━━ Given data

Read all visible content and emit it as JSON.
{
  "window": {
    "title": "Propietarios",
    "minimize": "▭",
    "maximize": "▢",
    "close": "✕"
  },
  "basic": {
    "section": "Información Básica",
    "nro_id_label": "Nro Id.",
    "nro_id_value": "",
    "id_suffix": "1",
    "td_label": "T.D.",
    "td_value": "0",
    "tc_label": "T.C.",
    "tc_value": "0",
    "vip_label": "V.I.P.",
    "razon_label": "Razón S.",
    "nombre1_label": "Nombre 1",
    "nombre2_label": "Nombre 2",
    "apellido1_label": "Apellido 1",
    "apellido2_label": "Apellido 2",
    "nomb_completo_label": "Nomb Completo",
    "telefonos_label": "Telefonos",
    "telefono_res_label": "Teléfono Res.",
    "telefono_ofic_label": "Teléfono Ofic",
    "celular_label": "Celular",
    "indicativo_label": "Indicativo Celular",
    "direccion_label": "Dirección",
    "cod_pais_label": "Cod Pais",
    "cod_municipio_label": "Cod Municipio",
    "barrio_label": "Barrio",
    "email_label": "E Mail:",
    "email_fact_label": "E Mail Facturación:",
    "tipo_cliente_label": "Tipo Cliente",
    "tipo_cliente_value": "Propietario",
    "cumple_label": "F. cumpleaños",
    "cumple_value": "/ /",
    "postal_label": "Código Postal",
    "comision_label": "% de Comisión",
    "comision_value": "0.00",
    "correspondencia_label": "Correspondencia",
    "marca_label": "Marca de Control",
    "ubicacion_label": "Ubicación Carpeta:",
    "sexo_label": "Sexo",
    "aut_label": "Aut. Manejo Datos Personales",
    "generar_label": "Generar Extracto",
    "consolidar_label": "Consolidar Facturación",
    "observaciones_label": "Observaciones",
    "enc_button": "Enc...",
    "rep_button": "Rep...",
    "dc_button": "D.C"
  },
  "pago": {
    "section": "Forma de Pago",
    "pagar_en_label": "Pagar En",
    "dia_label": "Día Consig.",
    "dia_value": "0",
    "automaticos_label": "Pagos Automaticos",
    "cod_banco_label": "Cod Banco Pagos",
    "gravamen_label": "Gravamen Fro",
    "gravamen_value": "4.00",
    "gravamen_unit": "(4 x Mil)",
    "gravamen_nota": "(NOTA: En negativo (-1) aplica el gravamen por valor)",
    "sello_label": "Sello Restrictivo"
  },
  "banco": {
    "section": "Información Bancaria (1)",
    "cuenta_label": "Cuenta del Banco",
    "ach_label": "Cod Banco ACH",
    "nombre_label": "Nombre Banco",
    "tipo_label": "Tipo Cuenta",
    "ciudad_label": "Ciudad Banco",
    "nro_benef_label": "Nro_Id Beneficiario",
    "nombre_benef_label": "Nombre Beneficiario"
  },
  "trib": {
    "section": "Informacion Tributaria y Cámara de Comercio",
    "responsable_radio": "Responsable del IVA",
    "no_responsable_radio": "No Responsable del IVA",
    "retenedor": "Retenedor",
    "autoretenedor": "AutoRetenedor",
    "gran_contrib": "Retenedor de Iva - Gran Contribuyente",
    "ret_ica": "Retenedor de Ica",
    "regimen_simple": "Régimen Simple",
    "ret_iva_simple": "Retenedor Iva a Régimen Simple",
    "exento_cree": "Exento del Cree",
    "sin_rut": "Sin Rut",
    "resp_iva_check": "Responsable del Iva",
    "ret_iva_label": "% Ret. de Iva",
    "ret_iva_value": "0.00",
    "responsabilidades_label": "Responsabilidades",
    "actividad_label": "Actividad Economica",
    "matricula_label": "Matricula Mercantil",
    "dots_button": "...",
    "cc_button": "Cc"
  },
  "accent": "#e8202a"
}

━━━━

Reproduce the material verbatim, line by line.

Read all visible content and emit it as JSON.
{
  "window": {
    "title": "Propietarios",
    "minimize": "▭",
    "maximize": "▢",
    "close": "✕"
  },
  "basic": {
    "section": "Información Básica",
    "nro_id_label": "Nro Id.",
    "nro_id_value": "",
    "id_suffix": "1",
    "td_label": "T.D.",
    "td_value": "0",
    "tc_label": "T.C.",
    "tc_value": "0",
    "vip_label": "V.I.P.",
    "razon_label": "Razón S.",
    "nombre1_label": "Nombre 1",
    "nombre2_label": "Nombre 2",
    "apellido1_label": "Apellido 1",
    "apellido2_label": "Apellido 2",
    "nomb_completo_label": "Nomb Completo",
    "telefonos_label": "Telefonos",
    "telefono_res_label": "Teléfono Res.",
    "telefono_ofic_label": "Teléfono Ofic",
    "celular_label": "Celular",
    "indicativo_label": "Indicativo Celular",
    "direccion_label": "Dirección",
    "cod_pais_label": "Cod Pais",
    "cod_municipio_label": "Cod Municipio",
    "barrio_label": "Barrio",
    "email_label": "E Mail:",
    "email_fact_label": "E Mail Facturación:",
    "tipo_cliente_label": "Tipo Cliente",
    "tipo_cliente_value": "Propietario",
    "cumple_label": "F. cumpleaños",
    "cumple_value": "/ /",
    "postal_label": "Código Postal",
    "comision_label": "% de Comisión",
    "comision_value": "0.00",
    "correspondencia_label": "Correspondencia",
    "marca_label": "Marca de Control",
    "ubicacion_label": "Ubicación Carpeta:",
    "sexo_label": "Sexo",
    "aut_label": "Aut. Manejo Datos Personales",
    "generar_label": "Generar Extracto",
    "consolidar_label": "Consolidar Facturación",
    "observaciones_label": "Observaciones",
    "enc_button": "Enc...",
    "rep_button": "Rep...",
    "dc_button": "D.C"
  },
  "pago": {
    "section": "Forma de Pago",
    "pagar_en_label": "Pagar En",
    "dia_label": "Día Consig.",
    "dia_value": "0",
    "automaticos_label": "Pagos Automaticos",
    "cod_banco_label": "Cod Banco Pagos",
    "gravamen_label": "Gravamen Fro",
    "gravamen_value": "4.00",
    "gravamen_unit": "(4 x Mil)",
    "gravamen_nota": "(NOTA: En negativo (-1) aplica el gravamen por valor)",
    "sello_label": "Sello Restrictivo"
  },
  "banco": {
    "section": "Información Bancaria (1)",
    "cuenta_label": "Cuenta del Banco",
    "ach_label": "Cod Banco ACH",
    "nombre_label": "Nombre Banco",
    "tipo_label": "Tipo Cuenta",
    "ciudad_label": "Ciudad Banco",
    "nro_benef_label": "Nro_Id Beneficiario",
    "nombre_benef_label": "Nombre Beneficiario"
  },
  "trib": {
    "section": "Informacion Tributaria y Cámara de Comercio",
    "responsable_radio": "Responsable del IVA",
    "no_responsable_radio": "No Responsable del IVA",
    "retenedor": "Retenedor",
    "autoretenedor": "AutoRetenedor",
    "gran_contrib": "Retenedor de Iva - Gran Contribuyente",
    "ret_ica": "Retenedor de Ica",
    "regimen_simple": "Régimen Simple",
    "ret_iva_simple": "Retenedor Iva a Régimen Simple",
    "exento_cree": "Exento del Cree",
    "sin_rut": "Sin Rut",
    "resp_iva_check": "Responsable del Iva",
    "ret_iva_label": "% Ret. de Iva",
    "ret_iva_value": "0.00",
    "responsabilidades_label": "Responsabilidades",
    "actividad_label": "Actividad Economica",
    "matricula_label": "Matricula Mercantil",
    "dots_button": "...",
    "cc_button": "Cc"
  },
  "accent": "#e8202a"
}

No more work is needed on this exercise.